**What needs to be done**
Each record is to be printed again precisely as it reads.

**Source records**
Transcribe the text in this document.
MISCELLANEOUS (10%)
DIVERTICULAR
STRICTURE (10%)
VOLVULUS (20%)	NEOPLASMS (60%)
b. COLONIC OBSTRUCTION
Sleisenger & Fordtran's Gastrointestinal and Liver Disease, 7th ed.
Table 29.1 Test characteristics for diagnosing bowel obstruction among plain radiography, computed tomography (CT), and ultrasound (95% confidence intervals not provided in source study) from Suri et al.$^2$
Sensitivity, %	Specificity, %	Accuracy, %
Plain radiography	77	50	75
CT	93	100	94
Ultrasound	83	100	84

**Solution to this problem**
Transcribe the text in this document.
MISCELLANEOUS (10%)
DIVERTICULAR
STRICTURE (10%)
VOLVULUS (20%)	NEOPLASMS (60%)
b. COLONIC OBSTRUCTION
Sleisenger & Fordtran's Gastrointestinal and Liver Disease, 7th ed.
Table 29.1 Test characteristics for diagnosing bowel obstruction among plain radiography, computed tomography (CT), and ultrasound (95% confidence intervals not provided in source study) from Suri et al.$^2$
Sensitivity, %	Specificity, %	Accuracy, %
Plain radiography	77	50	75
CT	93	100	94
Ultrasound	83	100	84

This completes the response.